WHAT IS ASKED: Write out each record below exactly as it appears, with no pictures.

[Data records]
- - - - - - -

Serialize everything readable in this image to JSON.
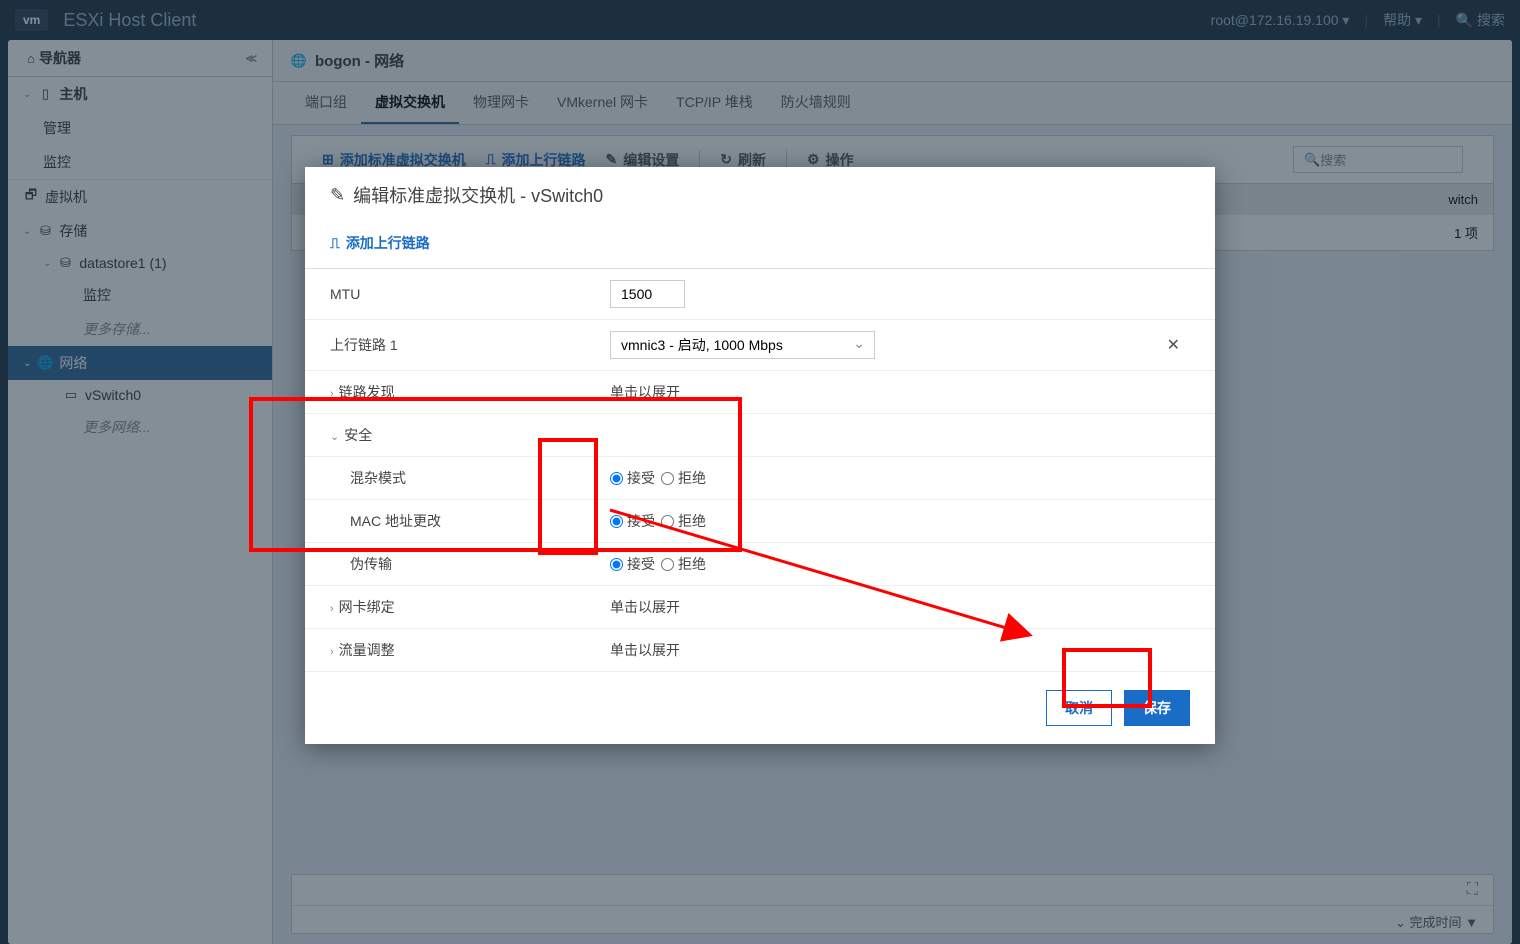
{
  "topbar": {
    "brand": "ESXi Host Client",
    "logo": "vm",
    "user": "root@172.16.19.100 ▾",
    "help": "帮助 ▾",
    "search": "搜索"
  },
  "sidebar": {
    "title": "导航器",
    "host": "主机",
    "manage": "管理",
    "monitor": "监控",
    "vm": "虚拟机",
    "storage": "存储",
    "datastore": "datastore1 (1)",
    "ds_monitor": "监控",
    "ds_more": "更多存储...",
    "network": "网络",
    "vswitch": "vSwitch0",
    "net_more": "更多网络..."
  },
  "content": {
    "title": "bogon - 网络",
    "tabs": {
      "portgroups": "端口组",
      "vswitches": "虚拟交换机",
      "physical": "物理网卡",
      "vmkernel": "VMkernel 网卡",
      "tcpip": "TCP/IP 堆栈",
      "firewall": "防火墙规则"
    },
    "toolbar": {
      "add_vswitch": "添加标准虚拟交换机",
      "add_uplink": "添加上行链路",
      "edit": "编辑设置",
      "refresh": "刷新",
      "actions": "操作",
      "search": "搜索"
    },
    "table": {
      "col_switch": "witch",
      "count": "1 项"
    },
    "bottom": {
      "complete_time": "完成时间 ▼"
    }
  },
  "modal": {
    "title": "编辑标准虚拟交换机 - vSwitch0",
    "add_uplink": "添加上行链路",
    "mtu_label": "MTU",
    "mtu_value": "1500",
    "uplink1_label": "上行链路 1",
    "uplink1_value": "vmnic3 - 启动, 1000 Mbps",
    "link_discovery": "链路发现",
    "click_expand": "单击以展开",
    "security": "安全",
    "promiscuous": "混杂模式",
    "mac_changes": "MAC 地址更改",
    "forged": "伪传输",
    "accept": "接受",
    "reject": "拒绝",
    "nic_teaming": "网卡绑定",
    "traffic_shaping": "流量调整",
    "cancel": "取消",
    "save": "保存"
  }
}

- - - - - - -

REPLY TO THE TASK:
Serialize everything readable in this image to JSON.
{
  "topbar": {
    "brand": "ESXi Host Client",
    "logo": "vm",
    "user": "root@172.16.19.100 ▾",
    "help": "帮助 ▾",
    "search": "搜索"
  },
  "sidebar": {
    "title": "导航器",
    "host": "主机",
    "manage": "管理",
    "monitor": "监控",
    "vm": "虚拟机",
    "storage": "存储",
    "datastore": "datastore1 (1)",
    "ds_monitor": "监控",
    "ds_more": "更多存储...",
    "network": "网络",
    "vswitch": "vSwitch0",
    "net_more": "更多网络..."
  },
  "content": {
    "title": "bogon - 网络",
    "tabs": {
      "portgroups": "端口组",
      "vswitches": "虚拟交换机",
      "physical": "物理网卡",
      "vmkernel": "VMkernel 网卡",
      "tcpip": "TCP/IP 堆栈",
      "firewall": "防火墙规则"
    },
    "toolbar": {
      "add_vswitch": "添加标准虚拟交换机",
      "add_uplink": "添加上行链路",
      "edit": "编辑设置",
      "refresh": "刷新",
      "actions": "操作",
      "search": "搜索"
    },
    "table": {
      "col_switch": "witch",
      "count": "1 项"
    },
    "bottom": {
      "complete_time": "完成时间 ▼"
    }
  },
  "modal": {
    "title": "编辑标准虚拟交换机 - vSwitch0",
    "add_uplink": "添加上行链路",
    "mtu_label": "MTU",
    "mtu_value": "1500",
    "uplink1_label": "上行链路 1",
    "uplink1_value": "vmnic3 - 启动, 1000 Mbps",
    "link_discovery": "链路发现",
    "click_expand": "单击以展开",
    "security": "安全",
    "promiscuous": "混杂模式",
    "mac_changes": "MAC 地址更改",
    "forged": "伪传输",
    "accept": "接受",
    "reject": "拒绝",
    "nic_teaming": "网卡绑定",
    "traffic_shaping": "流量调整",
    "cancel": "取消",
    "save": "保存"
  }
}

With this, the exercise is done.